Problem details: Output every entry exactly as written.

**** Data excerpts

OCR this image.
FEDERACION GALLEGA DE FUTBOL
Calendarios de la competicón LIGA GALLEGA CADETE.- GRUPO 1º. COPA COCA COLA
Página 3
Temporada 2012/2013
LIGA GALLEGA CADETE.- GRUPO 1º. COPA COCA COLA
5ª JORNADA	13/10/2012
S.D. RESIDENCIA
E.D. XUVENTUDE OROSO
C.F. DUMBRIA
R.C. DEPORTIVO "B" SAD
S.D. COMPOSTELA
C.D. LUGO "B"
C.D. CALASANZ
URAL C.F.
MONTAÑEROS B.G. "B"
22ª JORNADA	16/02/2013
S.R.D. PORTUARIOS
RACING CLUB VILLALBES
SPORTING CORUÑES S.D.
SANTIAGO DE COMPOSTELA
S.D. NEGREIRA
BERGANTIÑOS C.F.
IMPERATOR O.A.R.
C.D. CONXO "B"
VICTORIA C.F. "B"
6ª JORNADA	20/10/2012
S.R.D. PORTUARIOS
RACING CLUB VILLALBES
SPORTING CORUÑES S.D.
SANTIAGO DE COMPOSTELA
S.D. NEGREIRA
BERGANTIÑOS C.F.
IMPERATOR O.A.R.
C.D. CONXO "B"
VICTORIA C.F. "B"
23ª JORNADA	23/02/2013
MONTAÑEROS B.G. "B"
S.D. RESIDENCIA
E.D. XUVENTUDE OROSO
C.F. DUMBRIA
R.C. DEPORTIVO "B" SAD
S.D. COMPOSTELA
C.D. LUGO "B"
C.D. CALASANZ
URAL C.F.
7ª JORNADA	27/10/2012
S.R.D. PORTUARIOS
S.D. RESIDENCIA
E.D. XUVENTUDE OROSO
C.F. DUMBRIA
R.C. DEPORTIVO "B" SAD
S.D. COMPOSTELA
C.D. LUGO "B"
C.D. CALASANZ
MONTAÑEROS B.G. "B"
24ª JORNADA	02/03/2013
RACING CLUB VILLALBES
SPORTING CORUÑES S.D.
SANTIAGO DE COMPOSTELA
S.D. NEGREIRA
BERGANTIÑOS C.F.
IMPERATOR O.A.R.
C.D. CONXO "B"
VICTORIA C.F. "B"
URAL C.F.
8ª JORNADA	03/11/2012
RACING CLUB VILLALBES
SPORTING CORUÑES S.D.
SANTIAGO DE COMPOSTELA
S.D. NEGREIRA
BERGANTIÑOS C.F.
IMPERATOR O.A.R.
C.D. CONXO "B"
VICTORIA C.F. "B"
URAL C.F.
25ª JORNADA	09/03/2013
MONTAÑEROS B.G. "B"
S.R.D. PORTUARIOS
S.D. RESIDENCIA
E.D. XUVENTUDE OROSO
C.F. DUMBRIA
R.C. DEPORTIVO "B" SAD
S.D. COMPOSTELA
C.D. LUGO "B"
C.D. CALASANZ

********

Written answer:
OCR this image.
FEDERACION GALLEGA DE FUTBOL
Calendarios de la competicón LIGA GALLEGA CADETE.- GRUPO 1º. COPA COCA COLA
Página 3
Temporada 2012/2013
LIGA GALLEGA CADETE.- GRUPO 1º. COPA COCA COLA
5ª JORNADA	13/10/2012
S.D. RESIDENCIA
E.D. XUVENTUDE OROSO
C.F. DUMBRIA
R.C. DEPORTIVO "B" SAD
S.D. COMPOSTELA
C.D. LUGO "B"
C.D. CALASANZ
URAL C.F.
MONTAÑEROS B.G. "B"
22ª JORNADA	16/02/2013
S.R.D. PORTUARIOS
RACING CLUB VILLALBES
SPORTING CORUÑES S.D.
SANTIAGO DE COMPOSTELA
S.D. NEGREIRA
BERGANTIÑOS C.F.
IMPERATOR O.A.R.
C.D. CONXO "B"
VICTORIA C.F. "B"
6ª JORNADA	20/10/2012
S.R.D. PORTUARIOS
RACING CLUB VILLALBES
SPORTING CORUÑES S.D.
SANTIAGO DE COMPOSTELA
S.D. NEGREIRA
BERGANTIÑOS C.F.
IMPERATOR O.A.R.
C.D. CONXO "B"
VICTORIA C.F. "B"
23ª JORNADA	23/02/2013
MONTAÑEROS B.G. "B"
S.D. RESIDENCIA
E.D. XUVENTUDE OROSO
C.F. DUMBRIA
R.C. DEPORTIVO "B" SAD
S.D. COMPOSTELA
C.D. LUGO "B"
C.D. CALASANZ
URAL C.F.
7ª JORNADA	27/10/2012
S.R.D. PORTUARIOS
S.D. RESIDENCIA
E.D. XUVENTUDE OROSO
C.F. DUMBRIA
R.C. DEPORTIVO "B" SAD
S.D. COMPOSTELA
C.D. LUGO "B"
C.D. CALASANZ
MONTAÑEROS B.G. "B"
24ª JORNADA	02/03/2013
RACING CLUB VILLALBES
SPORTING CORUÑES S.D.
SANTIAGO DE COMPOSTELA
S.D. NEGREIRA
BERGANTIÑOS C.F.
IMPERATOR O.A.R.
C.D. CONXO "B"
VICTORIA C.F. "B"
URAL C.F.
8ª JORNADA	03/11/2012
RACING CLUB VILLALBES
SPORTING CORUÑES S.D.
SANTIAGO DE COMPOSTELA
S.D. NEGREIRA
BERGANTIÑOS C.F.
IMPERATOR O.A.R.
C.D. CONXO "B"
VICTORIA C.F. "B"
URAL C.F.
25ª JORNADA	09/03/2013
MONTAÑEROS B.G. "B"
S.R.D. PORTUARIOS
S.D. RESIDENCIA
E.D. XUVENTUDE OROSO
C.F. DUMBRIA
R.C. DEPORTIVO "B" SAD
S.D. COMPOSTELA
C.D. LUGO "B"
C.D. CALASANZ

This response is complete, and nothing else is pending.